WHAT TO WORK ON — Copy only the lines between the one containing "Decode this image" and the end of the records, both included, leaving out pictures.
+++ RECORDS FOR THIS EXERCISE +++
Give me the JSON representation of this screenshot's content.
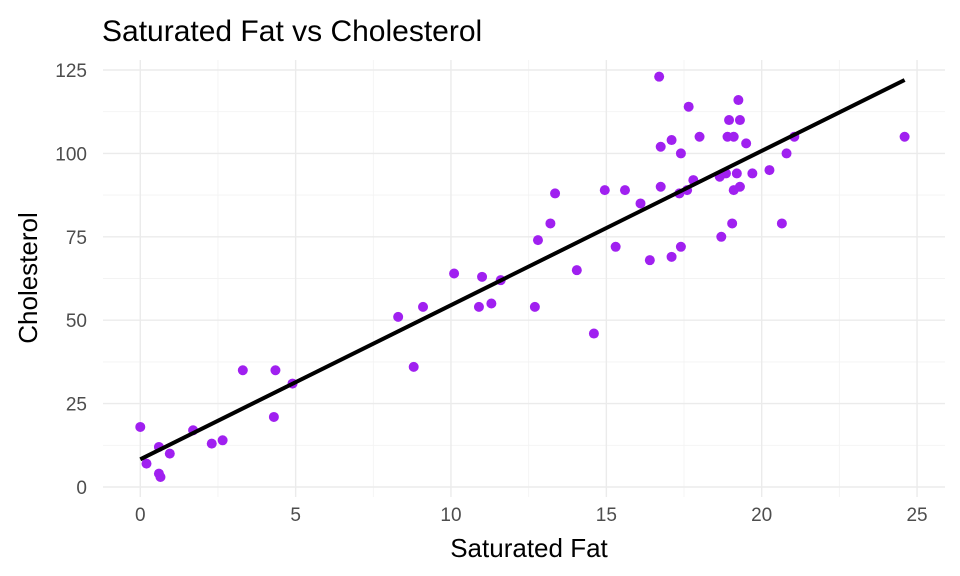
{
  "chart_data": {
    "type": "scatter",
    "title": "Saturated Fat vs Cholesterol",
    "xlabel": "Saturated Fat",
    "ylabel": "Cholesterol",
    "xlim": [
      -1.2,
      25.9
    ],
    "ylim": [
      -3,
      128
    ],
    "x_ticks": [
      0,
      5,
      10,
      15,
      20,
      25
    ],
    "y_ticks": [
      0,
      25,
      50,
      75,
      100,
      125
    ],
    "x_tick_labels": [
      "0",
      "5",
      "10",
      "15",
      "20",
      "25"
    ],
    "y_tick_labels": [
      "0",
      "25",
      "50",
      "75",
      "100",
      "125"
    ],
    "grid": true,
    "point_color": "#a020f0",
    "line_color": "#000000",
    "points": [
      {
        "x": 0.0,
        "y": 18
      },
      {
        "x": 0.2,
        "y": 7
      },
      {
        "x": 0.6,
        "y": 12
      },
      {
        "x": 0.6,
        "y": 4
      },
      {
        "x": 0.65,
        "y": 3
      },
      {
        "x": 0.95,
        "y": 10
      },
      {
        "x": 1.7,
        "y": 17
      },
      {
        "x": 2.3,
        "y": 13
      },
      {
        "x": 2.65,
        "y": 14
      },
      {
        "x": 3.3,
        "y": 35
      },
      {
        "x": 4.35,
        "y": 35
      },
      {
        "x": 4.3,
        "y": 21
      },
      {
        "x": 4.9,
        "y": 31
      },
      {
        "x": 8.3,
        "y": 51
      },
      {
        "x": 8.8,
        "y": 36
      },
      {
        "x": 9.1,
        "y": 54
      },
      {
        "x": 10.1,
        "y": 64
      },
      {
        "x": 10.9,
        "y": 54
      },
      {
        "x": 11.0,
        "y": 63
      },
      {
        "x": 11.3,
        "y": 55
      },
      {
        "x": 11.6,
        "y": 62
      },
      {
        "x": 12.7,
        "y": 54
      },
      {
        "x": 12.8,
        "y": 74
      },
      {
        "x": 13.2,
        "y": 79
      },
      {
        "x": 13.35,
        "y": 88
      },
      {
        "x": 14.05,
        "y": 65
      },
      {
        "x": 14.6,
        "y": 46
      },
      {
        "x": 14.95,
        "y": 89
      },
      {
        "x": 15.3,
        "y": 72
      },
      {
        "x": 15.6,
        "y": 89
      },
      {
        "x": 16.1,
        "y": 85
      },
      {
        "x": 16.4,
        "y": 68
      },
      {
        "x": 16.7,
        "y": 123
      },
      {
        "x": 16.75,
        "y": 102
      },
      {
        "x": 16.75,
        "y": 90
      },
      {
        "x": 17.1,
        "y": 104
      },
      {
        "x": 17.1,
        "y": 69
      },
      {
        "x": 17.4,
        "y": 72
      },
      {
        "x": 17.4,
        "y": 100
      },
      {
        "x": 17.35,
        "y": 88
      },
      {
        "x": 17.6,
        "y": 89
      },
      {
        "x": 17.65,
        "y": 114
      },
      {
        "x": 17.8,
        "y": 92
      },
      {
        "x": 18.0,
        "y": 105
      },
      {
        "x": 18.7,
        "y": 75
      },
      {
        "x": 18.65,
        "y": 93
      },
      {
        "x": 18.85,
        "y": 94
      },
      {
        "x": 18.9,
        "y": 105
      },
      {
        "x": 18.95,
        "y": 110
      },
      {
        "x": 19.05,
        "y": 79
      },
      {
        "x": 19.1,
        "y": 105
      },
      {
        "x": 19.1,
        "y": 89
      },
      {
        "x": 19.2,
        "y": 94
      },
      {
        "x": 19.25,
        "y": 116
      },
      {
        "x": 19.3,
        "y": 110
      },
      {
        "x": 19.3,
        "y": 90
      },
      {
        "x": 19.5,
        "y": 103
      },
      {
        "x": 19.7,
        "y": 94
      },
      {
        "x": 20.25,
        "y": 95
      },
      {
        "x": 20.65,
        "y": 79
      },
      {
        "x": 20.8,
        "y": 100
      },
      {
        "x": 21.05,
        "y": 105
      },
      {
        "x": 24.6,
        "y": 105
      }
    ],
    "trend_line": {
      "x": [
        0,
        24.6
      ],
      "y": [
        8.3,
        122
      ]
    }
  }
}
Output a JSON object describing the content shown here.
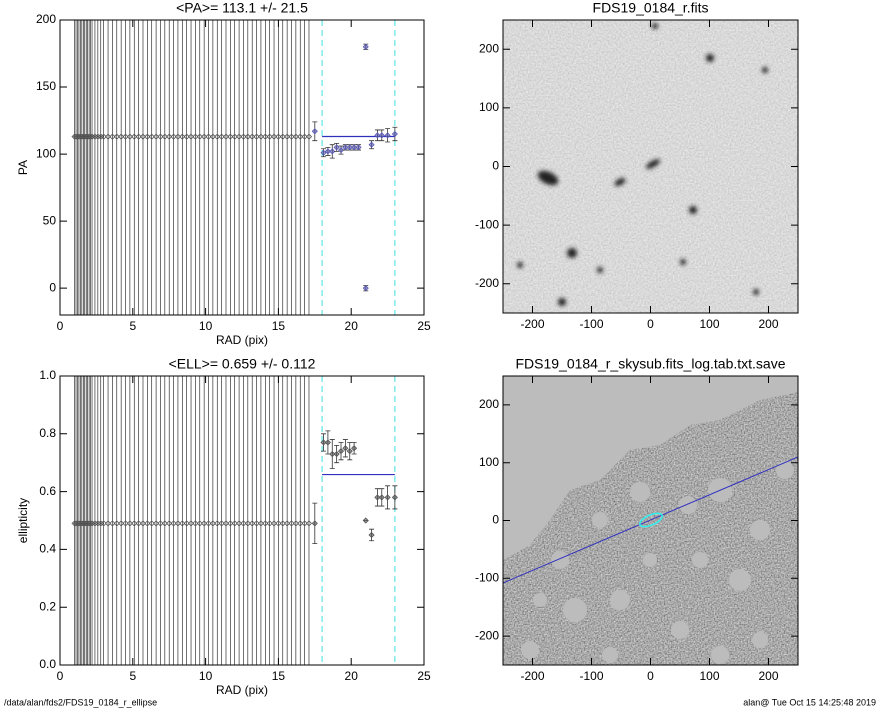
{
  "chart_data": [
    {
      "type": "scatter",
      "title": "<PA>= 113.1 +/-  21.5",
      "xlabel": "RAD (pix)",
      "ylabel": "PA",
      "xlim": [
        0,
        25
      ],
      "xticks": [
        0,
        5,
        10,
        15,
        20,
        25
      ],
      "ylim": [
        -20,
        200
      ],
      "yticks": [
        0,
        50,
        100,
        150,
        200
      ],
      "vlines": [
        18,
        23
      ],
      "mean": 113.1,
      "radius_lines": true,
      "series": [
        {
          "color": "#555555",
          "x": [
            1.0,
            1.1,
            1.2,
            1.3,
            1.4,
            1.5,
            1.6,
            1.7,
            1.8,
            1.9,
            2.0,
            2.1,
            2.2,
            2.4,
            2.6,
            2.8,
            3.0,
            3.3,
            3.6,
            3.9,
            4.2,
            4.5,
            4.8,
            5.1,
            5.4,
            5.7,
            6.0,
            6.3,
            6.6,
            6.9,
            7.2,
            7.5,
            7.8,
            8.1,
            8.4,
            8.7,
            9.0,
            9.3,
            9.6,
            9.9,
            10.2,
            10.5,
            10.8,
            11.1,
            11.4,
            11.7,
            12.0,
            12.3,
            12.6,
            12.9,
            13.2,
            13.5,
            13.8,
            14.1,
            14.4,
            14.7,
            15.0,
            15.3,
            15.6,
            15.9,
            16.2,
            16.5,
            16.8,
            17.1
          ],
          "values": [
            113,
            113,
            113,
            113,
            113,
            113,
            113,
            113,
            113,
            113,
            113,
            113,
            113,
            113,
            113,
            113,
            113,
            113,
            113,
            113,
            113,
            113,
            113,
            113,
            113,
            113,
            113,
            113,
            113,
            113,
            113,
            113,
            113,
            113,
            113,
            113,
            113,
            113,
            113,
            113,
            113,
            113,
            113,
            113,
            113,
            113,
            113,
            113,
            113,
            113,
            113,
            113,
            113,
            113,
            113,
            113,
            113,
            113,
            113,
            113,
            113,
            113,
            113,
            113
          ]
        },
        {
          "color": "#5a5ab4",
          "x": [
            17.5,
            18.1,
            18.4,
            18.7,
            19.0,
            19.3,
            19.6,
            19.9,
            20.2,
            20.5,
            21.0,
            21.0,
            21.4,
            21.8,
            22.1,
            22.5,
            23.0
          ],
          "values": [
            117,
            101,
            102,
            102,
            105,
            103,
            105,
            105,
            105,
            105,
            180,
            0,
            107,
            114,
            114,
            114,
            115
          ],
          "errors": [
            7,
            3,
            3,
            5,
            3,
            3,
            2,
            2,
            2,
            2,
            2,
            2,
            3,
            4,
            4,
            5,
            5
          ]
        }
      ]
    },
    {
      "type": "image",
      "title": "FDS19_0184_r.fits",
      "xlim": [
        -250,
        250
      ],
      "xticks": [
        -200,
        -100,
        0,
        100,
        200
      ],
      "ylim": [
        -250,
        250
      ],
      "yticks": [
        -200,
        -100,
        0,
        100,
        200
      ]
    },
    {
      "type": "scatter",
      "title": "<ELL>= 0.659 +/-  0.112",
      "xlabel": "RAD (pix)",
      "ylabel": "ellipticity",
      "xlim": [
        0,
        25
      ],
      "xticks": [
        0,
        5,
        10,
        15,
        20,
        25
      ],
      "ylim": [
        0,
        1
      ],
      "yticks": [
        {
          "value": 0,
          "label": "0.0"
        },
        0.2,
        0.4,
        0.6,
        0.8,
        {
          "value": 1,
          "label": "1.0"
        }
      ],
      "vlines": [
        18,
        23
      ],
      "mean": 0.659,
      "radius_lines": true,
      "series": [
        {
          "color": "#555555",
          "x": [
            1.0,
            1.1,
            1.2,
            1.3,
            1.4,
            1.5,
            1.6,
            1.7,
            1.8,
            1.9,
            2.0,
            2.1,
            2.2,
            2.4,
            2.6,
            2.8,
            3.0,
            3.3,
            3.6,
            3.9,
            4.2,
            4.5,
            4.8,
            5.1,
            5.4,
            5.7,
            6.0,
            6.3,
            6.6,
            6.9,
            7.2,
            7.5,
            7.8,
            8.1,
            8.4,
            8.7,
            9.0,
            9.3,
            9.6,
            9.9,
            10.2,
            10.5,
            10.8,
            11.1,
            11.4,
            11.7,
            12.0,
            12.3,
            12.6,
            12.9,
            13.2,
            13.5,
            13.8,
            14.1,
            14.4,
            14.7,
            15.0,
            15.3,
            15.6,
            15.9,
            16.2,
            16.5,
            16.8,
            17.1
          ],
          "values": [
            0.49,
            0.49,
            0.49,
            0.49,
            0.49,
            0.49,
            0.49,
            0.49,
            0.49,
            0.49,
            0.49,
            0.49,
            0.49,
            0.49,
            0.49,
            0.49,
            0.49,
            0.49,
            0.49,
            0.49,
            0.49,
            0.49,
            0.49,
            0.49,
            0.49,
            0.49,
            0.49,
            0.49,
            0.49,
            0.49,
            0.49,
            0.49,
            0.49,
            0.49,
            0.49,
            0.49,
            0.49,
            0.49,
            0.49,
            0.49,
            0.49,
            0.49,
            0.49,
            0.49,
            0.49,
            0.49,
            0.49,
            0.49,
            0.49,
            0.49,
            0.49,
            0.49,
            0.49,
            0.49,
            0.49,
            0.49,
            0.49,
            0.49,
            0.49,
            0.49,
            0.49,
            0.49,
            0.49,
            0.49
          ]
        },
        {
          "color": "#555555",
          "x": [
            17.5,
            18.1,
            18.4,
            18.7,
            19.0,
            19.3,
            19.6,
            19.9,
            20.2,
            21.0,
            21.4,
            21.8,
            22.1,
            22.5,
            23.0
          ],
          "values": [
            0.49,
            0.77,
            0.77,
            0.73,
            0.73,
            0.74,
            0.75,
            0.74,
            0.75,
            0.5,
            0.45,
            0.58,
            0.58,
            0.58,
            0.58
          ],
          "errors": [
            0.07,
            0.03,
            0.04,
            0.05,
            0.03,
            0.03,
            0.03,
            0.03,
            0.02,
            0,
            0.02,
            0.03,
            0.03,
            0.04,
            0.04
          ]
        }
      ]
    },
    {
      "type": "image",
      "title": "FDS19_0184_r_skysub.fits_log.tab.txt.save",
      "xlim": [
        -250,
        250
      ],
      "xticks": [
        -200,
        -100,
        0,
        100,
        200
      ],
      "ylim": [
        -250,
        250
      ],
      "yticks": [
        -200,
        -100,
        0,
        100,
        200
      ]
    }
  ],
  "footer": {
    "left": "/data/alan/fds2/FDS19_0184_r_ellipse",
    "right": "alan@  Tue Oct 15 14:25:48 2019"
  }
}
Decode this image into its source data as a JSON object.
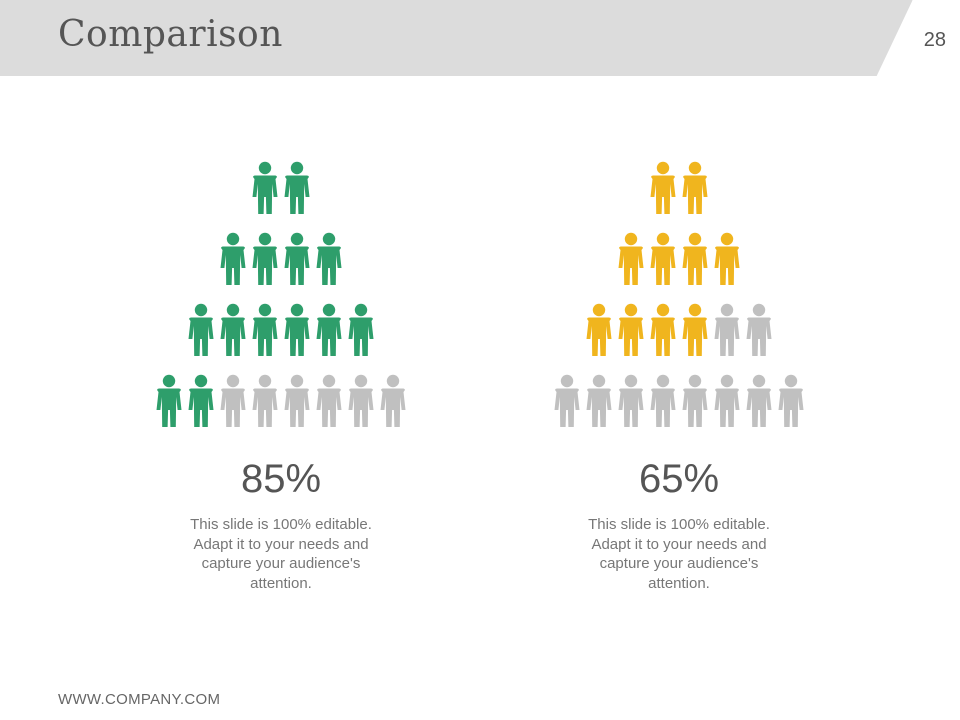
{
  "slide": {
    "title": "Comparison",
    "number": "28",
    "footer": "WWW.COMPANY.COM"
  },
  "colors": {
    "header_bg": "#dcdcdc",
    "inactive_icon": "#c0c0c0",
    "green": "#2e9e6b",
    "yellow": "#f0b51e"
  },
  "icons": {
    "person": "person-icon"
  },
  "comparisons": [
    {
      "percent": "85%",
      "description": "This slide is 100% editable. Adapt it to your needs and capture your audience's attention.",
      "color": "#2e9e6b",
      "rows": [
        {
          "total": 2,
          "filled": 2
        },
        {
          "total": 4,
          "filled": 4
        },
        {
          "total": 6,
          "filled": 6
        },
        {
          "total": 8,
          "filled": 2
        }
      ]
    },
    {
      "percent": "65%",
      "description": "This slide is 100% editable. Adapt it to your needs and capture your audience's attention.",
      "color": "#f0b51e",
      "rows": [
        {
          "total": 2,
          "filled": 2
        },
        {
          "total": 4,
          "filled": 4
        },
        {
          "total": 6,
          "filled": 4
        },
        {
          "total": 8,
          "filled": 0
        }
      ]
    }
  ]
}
+++
COMPLETED TASK —
Decode this image into its source data as a JSON object.
{
  "slide": {
    "title": "Comparison",
    "number": "28",
    "footer": "WWW.COMPANY.COM"
  },
  "colors": {
    "header_bg": "#dcdcdc",
    "inactive_icon": "#c0c0c0",
    "green": "#2e9e6b",
    "yellow": "#f0b51e"
  },
  "icons": {
    "person": "person-icon"
  },
  "comparisons": [
    {
      "percent": "85%",
      "description": "This slide is 100% editable. Adapt it to your needs and capture your audience's attention.",
      "color": "#2e9e6b",
      "rows": [
        {
          "total": 2,
          "filled": 2
        },
        {
          "total": 4,
          "filled": 4
        },
        {
          "total": 6,
          "filled": 6
        },
        {
          "total": 8,
          "filled": 2
        }
      ]
    },
    {
      "percent": "65%",
      "description": "This slide is 100% editable. Adapt it to your needs and capture your audience's attention.",
      "color": "#f0b51e",
      "rows": [
        {
          "total": 2,
          "filled": 2
        },
        {
          "total": 4,
          "filled": 4
        },
        {
          "total": 6,
          "filled": 4
        },
        {
          "total": 8,
          "filled": 0
        }
      ]
    }
  ]
}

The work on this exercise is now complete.